**Exercise task**
Your task is to gather the lines below that hold the string "color".

**Extracted entries**
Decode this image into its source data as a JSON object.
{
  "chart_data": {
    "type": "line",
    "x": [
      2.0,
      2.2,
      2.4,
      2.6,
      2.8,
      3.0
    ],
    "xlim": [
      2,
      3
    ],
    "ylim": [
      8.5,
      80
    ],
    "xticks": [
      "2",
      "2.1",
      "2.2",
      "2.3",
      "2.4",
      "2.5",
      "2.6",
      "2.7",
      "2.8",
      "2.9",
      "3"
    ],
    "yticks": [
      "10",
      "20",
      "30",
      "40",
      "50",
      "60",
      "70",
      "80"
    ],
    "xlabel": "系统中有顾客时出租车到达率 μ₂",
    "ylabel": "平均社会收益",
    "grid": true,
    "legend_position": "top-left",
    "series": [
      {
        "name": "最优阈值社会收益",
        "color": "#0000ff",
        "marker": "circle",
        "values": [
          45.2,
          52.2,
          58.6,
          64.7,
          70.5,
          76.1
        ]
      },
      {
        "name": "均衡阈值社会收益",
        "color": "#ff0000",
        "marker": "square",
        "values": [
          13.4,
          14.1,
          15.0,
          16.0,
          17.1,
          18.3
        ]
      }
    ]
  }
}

---

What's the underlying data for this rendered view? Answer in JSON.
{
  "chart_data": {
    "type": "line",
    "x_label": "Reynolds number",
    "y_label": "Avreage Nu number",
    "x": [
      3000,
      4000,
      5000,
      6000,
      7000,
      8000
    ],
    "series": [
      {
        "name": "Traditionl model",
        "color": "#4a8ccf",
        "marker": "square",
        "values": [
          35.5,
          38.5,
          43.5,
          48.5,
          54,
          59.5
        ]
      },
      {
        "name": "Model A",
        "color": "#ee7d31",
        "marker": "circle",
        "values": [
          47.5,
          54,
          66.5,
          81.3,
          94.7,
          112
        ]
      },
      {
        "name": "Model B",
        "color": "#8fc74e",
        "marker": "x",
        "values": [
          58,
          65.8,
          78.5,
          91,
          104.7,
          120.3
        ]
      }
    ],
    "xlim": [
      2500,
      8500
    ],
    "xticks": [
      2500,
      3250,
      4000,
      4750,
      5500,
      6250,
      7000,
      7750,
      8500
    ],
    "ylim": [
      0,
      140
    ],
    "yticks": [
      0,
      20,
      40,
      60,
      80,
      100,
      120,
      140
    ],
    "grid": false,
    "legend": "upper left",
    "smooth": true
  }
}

**Complete answer**
        "color": "#0000ff",
        "color": "#ff0000",
        "color": "#4a8ccf",
        "color": "#ee7d31",
        "color": "#8fc74e",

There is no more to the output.